___ DATA ENTRIES ___
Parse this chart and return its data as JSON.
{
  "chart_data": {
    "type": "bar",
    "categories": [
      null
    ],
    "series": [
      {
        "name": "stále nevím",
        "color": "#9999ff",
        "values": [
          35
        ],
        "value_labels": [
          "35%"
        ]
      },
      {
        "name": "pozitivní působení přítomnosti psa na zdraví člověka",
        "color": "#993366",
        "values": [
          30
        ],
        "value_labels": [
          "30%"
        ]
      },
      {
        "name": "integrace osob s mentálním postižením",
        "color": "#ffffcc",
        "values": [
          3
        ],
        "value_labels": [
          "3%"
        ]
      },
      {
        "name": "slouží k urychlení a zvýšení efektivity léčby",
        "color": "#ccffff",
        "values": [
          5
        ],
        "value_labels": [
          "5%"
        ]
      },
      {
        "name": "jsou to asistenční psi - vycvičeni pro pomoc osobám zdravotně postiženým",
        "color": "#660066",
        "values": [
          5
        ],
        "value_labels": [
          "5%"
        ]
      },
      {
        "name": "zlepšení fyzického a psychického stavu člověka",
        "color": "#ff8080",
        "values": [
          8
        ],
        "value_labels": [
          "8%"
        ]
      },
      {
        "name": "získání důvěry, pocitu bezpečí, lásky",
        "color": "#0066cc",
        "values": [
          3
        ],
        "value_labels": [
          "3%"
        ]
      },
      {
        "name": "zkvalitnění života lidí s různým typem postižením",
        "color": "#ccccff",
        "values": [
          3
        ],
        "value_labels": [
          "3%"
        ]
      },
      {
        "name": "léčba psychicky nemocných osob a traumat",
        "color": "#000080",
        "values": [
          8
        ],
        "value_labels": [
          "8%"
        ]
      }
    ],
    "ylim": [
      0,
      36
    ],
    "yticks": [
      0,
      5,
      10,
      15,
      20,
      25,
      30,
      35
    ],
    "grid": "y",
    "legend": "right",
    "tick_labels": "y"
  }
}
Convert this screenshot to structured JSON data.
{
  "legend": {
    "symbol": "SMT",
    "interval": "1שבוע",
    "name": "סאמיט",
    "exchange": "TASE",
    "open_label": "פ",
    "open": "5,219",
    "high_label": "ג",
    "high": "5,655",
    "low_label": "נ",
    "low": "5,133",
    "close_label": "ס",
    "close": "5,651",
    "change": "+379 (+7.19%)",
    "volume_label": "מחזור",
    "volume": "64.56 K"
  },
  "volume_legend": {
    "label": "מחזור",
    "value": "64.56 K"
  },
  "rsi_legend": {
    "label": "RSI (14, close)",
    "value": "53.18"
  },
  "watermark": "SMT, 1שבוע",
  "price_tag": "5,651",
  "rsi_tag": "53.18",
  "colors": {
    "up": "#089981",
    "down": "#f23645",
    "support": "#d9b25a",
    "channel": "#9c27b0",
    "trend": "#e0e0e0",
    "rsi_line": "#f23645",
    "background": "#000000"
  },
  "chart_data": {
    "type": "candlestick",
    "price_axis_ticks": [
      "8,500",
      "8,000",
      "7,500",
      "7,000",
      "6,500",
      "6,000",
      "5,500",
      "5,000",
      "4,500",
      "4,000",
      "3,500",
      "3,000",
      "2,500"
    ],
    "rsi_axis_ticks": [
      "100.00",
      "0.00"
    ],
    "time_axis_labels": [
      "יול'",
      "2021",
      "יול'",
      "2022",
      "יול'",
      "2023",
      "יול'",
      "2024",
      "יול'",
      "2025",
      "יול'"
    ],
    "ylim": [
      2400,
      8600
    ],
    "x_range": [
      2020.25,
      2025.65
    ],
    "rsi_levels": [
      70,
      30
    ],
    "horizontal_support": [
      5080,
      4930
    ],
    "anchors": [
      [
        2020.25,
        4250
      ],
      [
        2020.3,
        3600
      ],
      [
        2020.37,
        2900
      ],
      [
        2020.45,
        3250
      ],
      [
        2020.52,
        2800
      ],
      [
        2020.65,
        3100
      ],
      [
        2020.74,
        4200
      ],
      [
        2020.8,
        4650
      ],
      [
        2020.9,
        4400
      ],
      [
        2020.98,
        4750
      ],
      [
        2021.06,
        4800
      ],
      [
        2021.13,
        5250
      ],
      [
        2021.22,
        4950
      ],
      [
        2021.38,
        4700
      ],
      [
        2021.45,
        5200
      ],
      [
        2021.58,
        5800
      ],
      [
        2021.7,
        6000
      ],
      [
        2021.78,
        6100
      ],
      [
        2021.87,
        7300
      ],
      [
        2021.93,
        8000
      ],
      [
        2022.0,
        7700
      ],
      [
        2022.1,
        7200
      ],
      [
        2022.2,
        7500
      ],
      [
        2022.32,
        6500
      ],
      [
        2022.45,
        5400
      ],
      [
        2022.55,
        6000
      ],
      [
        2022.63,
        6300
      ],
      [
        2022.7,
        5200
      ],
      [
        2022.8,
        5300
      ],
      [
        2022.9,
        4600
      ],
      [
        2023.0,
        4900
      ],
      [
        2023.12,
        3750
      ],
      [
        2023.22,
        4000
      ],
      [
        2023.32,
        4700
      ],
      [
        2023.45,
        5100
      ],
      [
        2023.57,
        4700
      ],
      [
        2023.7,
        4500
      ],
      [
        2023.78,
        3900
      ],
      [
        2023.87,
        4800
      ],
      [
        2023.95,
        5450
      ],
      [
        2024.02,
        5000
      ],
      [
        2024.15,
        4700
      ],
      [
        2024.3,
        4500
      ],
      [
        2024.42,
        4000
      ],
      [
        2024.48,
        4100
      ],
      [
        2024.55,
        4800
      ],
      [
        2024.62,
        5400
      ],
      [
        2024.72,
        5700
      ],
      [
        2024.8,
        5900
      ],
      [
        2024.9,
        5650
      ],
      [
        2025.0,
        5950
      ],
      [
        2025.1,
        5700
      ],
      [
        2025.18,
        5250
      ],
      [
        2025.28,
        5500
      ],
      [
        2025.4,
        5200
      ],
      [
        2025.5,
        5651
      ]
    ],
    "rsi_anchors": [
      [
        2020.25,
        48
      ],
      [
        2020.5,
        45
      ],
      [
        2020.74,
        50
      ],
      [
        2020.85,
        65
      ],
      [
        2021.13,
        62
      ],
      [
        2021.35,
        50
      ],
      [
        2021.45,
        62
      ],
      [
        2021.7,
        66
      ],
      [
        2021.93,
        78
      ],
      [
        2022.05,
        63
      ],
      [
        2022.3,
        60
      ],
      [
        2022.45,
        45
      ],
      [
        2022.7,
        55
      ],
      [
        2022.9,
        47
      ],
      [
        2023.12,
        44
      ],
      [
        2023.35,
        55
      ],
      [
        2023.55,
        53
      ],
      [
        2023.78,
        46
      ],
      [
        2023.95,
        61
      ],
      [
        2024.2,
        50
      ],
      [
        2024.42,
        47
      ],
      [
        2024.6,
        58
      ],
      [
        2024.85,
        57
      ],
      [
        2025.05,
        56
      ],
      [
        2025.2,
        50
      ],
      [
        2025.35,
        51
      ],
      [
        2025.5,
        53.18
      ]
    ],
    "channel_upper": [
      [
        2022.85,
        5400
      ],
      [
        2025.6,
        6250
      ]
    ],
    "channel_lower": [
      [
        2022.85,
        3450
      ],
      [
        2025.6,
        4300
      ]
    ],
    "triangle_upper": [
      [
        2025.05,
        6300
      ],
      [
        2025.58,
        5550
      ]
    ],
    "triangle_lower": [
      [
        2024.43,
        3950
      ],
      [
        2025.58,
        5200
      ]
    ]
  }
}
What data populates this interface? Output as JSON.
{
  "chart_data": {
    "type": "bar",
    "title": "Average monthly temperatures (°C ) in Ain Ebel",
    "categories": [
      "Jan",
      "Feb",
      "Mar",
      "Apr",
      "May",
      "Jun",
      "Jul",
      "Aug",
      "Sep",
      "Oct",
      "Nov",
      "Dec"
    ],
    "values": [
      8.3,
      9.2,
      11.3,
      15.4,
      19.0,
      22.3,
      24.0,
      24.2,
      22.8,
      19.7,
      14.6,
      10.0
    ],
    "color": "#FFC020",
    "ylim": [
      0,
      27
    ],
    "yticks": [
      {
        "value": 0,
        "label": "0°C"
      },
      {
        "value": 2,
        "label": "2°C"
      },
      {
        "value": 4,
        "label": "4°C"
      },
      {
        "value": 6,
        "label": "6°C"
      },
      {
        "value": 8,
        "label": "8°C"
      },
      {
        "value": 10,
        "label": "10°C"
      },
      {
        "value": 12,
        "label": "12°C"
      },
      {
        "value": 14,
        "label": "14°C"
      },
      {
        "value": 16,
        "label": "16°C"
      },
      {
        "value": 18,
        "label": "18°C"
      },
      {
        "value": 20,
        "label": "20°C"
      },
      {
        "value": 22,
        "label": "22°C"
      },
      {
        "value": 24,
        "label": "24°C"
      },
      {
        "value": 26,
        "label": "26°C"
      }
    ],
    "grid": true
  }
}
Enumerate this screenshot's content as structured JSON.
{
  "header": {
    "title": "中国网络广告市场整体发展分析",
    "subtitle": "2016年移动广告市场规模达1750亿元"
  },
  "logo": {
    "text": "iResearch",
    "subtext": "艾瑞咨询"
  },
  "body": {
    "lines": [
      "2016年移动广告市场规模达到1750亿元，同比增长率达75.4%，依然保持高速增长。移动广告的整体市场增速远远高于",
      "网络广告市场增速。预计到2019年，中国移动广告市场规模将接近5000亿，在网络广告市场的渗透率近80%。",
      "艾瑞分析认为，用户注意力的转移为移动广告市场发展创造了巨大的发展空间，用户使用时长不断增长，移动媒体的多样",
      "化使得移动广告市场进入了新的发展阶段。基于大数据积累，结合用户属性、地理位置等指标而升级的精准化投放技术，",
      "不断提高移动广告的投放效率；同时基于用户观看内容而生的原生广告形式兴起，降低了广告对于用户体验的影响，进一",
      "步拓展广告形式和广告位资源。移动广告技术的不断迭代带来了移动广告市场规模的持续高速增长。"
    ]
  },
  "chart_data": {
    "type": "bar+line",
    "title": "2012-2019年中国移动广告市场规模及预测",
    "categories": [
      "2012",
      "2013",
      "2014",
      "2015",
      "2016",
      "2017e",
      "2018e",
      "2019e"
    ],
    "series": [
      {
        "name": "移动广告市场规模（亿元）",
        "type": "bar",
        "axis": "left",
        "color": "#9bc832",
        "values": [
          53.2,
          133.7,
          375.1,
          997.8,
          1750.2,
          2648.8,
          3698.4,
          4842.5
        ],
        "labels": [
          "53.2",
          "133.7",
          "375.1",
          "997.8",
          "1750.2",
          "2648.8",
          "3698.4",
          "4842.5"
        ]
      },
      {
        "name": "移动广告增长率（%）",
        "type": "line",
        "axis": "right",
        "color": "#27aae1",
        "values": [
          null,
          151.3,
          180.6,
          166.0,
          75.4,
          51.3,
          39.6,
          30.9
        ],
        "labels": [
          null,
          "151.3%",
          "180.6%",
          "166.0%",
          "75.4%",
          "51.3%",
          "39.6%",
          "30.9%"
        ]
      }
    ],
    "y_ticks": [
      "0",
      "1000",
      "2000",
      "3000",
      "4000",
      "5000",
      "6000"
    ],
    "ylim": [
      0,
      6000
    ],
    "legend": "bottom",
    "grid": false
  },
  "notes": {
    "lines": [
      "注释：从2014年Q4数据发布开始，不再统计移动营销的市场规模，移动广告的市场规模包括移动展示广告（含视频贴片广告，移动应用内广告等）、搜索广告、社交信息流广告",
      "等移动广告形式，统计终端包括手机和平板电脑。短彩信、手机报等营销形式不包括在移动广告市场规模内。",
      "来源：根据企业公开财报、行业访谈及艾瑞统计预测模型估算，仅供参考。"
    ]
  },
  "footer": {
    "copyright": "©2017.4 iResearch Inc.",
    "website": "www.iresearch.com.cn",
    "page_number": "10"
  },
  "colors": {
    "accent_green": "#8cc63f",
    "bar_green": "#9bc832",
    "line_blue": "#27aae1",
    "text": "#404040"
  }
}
___
Pull out every line above that holds the word "screenshot".

◆ EXERCISE RESULT
Convert this screenshot to structured JSON data.
Enumerate this screenshot's content as structured JSON.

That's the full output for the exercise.